> **To do**
Copy every entry word for word. Skip the pictures.

> **Records supplied**
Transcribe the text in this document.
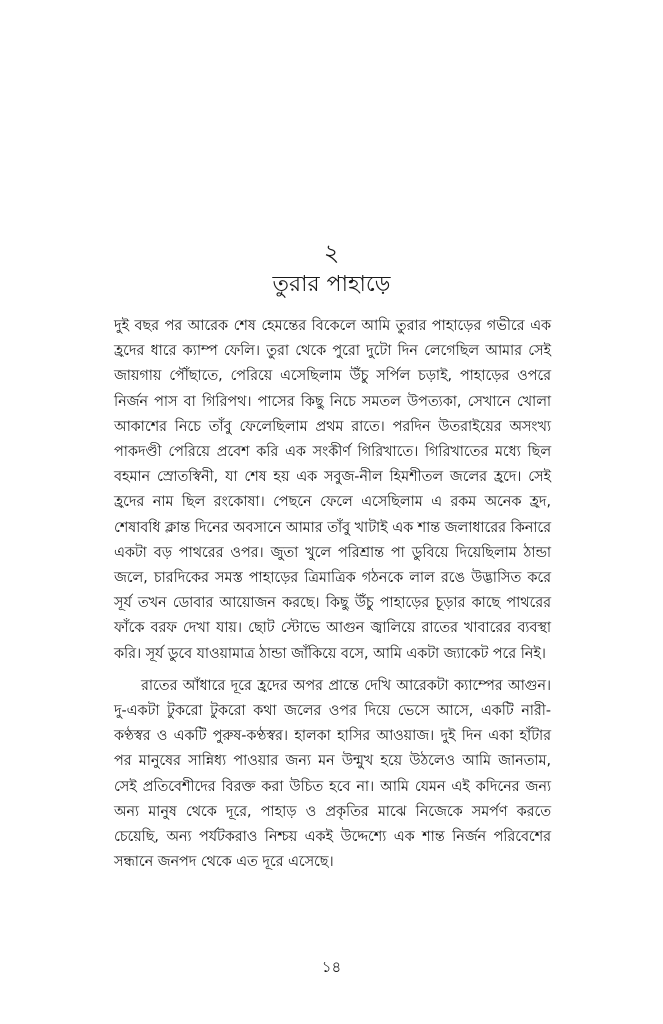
২
তুরার পাহাড়ে

দুই বছর পর আরেক শেষ হেমন্তের বিকেলে আমি তুরার পাহাড়ের গভীরে এক হ্রদের ধারে ক্যাম্প ফেলি। তুরা থেকে পুরো দুটো দিন লেগেছিল আমার সেই জায়গায় পৌঁছাতে, পেরিয়ে এসেছিলাম উঁচু সর্পিল চড়াই, পাহাড়ের ওপরে নির্জন পাস বা গিরিপথ। পাসের কিছু নিচে সমতল উপত্যকা, সেখানে খোলা আকাশের নিচে তাঁবু ফেলেছিলাম প্রথম রাতে। পরদিন উতরাইয়ের অসংখ্য পাকদণ্ডী পেরিয়ে প্রবেশ করি এক সংকীর্ণ গিরিখাতে। গিরিখাতের মধ্যে ছিল বহমান স্রোতস্বিনী, যা শেষ হয় এক সবুজ-নীল হিমশীতল জলের হ্রদে। সেই হ্রদের নাম ছিল রংকোষা। পেছনে ফেলে এসেছিলাম এ রকম অনেক হ্রদ, শেষাবধি ক্লান্ত দিনের অবসানে আমার তাঁবু খাটাই এক শান্ত জলাধারের কিনারে একটা বড় পাথরের ওপর। জুতা খুলে পরিশ্রান্ত পা ডুবিয়ে দিয়েছিলাম ঠান্ডা জলে, চারদিকের সমস্ত পাহাড়ের ত্রিমাত্রিক গঠনকে লাল রঙে উদ্ভাসিত করে সূর্য তখন ডোবার আয়োজন করছে। কিছু উঁচু পাহাড়ের চূড়ার কাছে পাথরের ফাঁকে বরফ দেখা যায়। ছোট স্টোভে আগুন জ্বালিয়ে রাতের খাবারের ব্যবস্থা করি। সূর্য ডুবে যাওয়ামাত্র ঠান্ডা জাঁকিয়ে বসে, আমি একটা জ্যাকেট পরে নিই।

রাতের আঁধারে দূরে হ্রদের অপর প্রান্তে দেখি আরেকটা ক্যাম্পের আগুন। দু-একটা টুকরো টুকরো কথা জলের ওপর দিয়ে ভেসে আসে, একটি নারী-কণ্ঠস্বর ও একটি পুরুষ-কণ্ঠস্বর। হালকা হাসির আওয়াজ। দুই দিন একা হাঁটার পর মানুষের সান্নিধ্য পাওয়ার জন্য মন উন্মুখ হয়ে উঠলেও আমি জানতাম, সেই প্রতিবেশীদের বিরক্ত করা উচিত হবে না। আমি যেমন এই কদিনের জন্য অন্য মানুষ থেকে দূরে, পাহাড় ও প্রকৃতির মাঝে নিজেকে সমর্পণ করতে চেয়েছি, অন্য পর্যটকরাও নিশ্চয় একই উদ্দেশ্যে এক শান্ত নির্জন পরিবেশের সন্ধানে জনপদ থেকে এত দূরে এসেছে।

১৪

> **Response**
Transcribe the text in this document.
২
তুরার পাহাড়ে

দুই বছর পর আরেক শেষ হেমন্তের বিকেলে আমি তুরার পাহাড়ের গভীরে এক হ্রদের ধারে ক্যাম্প ফেলি। তুরা থেকে পুরো দুটো দিন লেগেছিল আমার সেই জায়গায় পৌঁছাতে, পেরিয়ে এসেছিলাম উঁচু সর্পিল চড়াই, পাহাড়ের ওপরে নির্জন পাস বা গিরিপথ। পাসের কিছু নিচে সমতল উপত্যকা, সেখানে খোলা আকাশের নিচে তাঁবু ফেলেছিলাম প্রথম রাতে। পরদিন উতরাইয়ের অসংখ্য পাকদণ্ডী পেরিয়ে প্রবেশ করি এক সংকীর্ণ গিরিখাতে। গিরিখাতের মধ্যে ছিল বহমান স্রোতস্বিনী, যা শেষ হয় এক সবুজ-নীল হিমশীতল জলের হ্রদে। সেই হ্রদের নাম ছিল রংকোষা। পেছনে ফেলে এসেছিলাম এ রকম অনেক হ্রদ, শেষাবধি ক্লান্ত দিনের অবসানে আমার তাঁবু খাটাই এক শান্ত জলাধারের কিনারে একটা বড় পাথরের ওপর। জুতা খুলে পরিশ্রান্ত পা ডুবিয়ে দিয়েছিলাম ঠান্ডা জলে, চারদিকের সমস্ত পাহাড়ের ত্রিমাত্রিক গঠনকে লাল রঙে উদ্ভাসিত করে সূর্য তখন ডোবার আয়োজন করছে। কিছু উঁচু পাহাড়ের চূড়ার কাছে পাথরের ফাঁকে বরফ দেখা যায়। ছোট স্টোভে আগুন জ্বালিয়ে রাতের খাবারের ব্যবস্থা করি। সূর্য ডুবে যাওয়ামাত্র ঠান্ডা জাঁকিয়ে বসে, আমি একটা জ্যাকেট পরে নিই।

রাতের আঁধারে দূরে হ্রদের অপর প্রান্তে দেখি আরেকটা ক্যাম্পের আগুন। দু-একটা টুকরো টুকরো কথা জলের ওপর দিয়ে ভেসে আসে, একটি নারী-কণ্ঠস্বর ও একটি পুরুষ-কণ্ঠস্বর। হালকা হাসির আওয়াজ। দুই দিন একা হাঁটার পর মানুষের সান্নিধ্য পাওয়ার জন্য মন উন্মুখ হয়ে উঠলেও আমি জানতাম, সেই প্রতিবেশীদের বিরক্ত করা উচিত হবে না। আমি যেমন এই কদিনের জন্য অন্য মানুষ থেকে দূরে, পাহাড় ও প্রকৃতির মাঝে নিজেকে সমর্পণ করতে চেয়েছি, অন্য পর্যটকরাও নিশ্চয় একই উদ্দেশ্যে এক শান্ত নির্জন পরিবেশের সন্ধানে জনপদ থেকে এত দূরে এসেছে।

১৪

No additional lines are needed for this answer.